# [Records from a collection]
..........

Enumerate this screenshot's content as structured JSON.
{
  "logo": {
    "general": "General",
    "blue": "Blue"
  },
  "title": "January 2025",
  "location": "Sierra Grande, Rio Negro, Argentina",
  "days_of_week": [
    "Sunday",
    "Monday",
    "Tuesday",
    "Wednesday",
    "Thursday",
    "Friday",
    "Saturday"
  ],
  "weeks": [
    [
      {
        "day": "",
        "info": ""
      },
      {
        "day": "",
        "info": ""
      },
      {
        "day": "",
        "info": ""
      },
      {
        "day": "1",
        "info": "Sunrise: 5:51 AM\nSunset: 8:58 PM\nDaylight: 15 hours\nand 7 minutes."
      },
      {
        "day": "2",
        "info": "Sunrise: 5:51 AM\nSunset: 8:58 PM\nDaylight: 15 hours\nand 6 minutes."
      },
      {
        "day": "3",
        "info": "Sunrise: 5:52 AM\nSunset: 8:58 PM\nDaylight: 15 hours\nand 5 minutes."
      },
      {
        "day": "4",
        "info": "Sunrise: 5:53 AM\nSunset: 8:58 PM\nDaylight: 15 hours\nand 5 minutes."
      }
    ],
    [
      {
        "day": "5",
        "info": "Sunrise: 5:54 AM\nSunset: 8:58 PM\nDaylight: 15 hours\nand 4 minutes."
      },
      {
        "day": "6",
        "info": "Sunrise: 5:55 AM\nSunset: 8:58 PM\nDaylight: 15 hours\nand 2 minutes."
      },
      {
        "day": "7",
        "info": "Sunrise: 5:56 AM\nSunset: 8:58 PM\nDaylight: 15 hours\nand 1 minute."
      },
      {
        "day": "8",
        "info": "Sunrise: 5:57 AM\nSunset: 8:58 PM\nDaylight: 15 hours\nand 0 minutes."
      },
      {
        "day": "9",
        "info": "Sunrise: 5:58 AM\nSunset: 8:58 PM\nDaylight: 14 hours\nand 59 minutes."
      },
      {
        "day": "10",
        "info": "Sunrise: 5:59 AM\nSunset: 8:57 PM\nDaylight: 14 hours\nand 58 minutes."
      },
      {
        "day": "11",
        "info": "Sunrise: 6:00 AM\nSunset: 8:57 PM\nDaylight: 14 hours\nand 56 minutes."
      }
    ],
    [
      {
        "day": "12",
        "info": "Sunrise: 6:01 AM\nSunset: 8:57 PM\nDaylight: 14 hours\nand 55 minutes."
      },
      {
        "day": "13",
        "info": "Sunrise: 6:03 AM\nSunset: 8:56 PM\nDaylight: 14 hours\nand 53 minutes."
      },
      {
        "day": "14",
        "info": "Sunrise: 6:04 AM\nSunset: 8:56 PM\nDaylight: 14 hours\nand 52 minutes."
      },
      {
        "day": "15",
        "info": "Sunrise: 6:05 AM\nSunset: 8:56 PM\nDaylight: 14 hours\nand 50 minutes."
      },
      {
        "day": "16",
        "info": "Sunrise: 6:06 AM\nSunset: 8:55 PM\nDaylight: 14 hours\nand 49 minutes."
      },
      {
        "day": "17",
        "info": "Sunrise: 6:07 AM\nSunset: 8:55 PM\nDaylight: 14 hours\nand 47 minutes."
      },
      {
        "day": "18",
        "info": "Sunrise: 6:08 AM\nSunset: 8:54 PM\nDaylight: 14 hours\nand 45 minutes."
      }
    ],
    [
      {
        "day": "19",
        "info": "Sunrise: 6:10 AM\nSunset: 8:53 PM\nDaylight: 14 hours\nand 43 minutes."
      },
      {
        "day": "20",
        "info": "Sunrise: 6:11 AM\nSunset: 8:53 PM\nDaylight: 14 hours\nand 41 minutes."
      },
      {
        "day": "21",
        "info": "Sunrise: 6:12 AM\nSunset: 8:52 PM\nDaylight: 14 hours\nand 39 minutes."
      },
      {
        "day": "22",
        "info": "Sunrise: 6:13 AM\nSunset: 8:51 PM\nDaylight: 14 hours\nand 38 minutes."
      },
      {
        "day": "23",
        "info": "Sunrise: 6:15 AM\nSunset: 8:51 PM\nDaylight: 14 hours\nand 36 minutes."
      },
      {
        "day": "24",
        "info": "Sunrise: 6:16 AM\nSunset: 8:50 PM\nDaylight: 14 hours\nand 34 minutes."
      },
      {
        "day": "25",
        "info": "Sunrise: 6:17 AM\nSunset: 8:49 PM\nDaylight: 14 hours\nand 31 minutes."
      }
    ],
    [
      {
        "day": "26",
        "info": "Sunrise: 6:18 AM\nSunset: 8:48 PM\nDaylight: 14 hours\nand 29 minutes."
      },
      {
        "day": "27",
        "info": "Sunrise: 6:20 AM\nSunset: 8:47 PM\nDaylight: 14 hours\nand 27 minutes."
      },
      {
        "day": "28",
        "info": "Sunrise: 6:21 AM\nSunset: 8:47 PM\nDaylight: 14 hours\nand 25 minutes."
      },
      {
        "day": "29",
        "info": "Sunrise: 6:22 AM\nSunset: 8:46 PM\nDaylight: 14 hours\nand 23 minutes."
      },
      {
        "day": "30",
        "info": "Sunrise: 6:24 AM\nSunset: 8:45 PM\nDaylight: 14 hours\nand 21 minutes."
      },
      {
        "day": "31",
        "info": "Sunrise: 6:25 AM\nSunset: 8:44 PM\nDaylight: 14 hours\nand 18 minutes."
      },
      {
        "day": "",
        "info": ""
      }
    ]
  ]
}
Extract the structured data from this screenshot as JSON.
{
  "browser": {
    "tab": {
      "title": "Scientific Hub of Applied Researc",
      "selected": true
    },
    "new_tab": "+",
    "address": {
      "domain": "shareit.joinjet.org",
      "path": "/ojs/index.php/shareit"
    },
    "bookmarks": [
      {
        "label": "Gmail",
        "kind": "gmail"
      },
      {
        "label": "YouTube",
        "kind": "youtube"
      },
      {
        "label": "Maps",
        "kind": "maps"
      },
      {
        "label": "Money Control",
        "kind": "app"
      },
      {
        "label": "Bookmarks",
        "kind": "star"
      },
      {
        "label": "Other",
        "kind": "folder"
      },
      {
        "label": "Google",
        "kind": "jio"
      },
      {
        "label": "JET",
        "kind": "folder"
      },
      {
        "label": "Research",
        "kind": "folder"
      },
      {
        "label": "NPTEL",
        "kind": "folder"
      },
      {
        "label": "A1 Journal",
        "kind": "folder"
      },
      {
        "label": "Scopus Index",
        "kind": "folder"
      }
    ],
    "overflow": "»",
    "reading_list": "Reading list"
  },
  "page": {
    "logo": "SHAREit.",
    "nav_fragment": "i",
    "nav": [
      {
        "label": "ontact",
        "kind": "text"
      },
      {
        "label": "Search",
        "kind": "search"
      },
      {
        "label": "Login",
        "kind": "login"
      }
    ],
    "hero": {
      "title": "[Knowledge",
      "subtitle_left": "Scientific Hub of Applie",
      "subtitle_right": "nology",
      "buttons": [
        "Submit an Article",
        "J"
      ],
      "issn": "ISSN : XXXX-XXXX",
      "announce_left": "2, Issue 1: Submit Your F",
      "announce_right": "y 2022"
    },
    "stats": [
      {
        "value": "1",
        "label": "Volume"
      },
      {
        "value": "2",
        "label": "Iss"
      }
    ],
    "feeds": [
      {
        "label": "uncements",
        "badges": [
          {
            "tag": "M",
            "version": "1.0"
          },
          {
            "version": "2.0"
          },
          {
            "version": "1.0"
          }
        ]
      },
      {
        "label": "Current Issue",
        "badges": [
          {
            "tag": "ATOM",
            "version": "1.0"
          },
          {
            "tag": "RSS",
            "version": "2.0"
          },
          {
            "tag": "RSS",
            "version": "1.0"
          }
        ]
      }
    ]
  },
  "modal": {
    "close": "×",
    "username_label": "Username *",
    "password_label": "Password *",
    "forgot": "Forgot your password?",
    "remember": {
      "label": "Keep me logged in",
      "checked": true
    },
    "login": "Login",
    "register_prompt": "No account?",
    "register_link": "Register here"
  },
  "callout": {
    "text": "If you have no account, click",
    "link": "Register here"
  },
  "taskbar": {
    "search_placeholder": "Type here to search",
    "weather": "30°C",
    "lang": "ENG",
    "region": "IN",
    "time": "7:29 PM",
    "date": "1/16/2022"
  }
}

..........

# [TASK]
Each line with the string "here" in it needs to be found and copied.

# [RESPONSE FOR THIS EXERCISE]
    "register_link": "Register here"
    "link": "Register here"
    "search_placeholder": "Type here to search",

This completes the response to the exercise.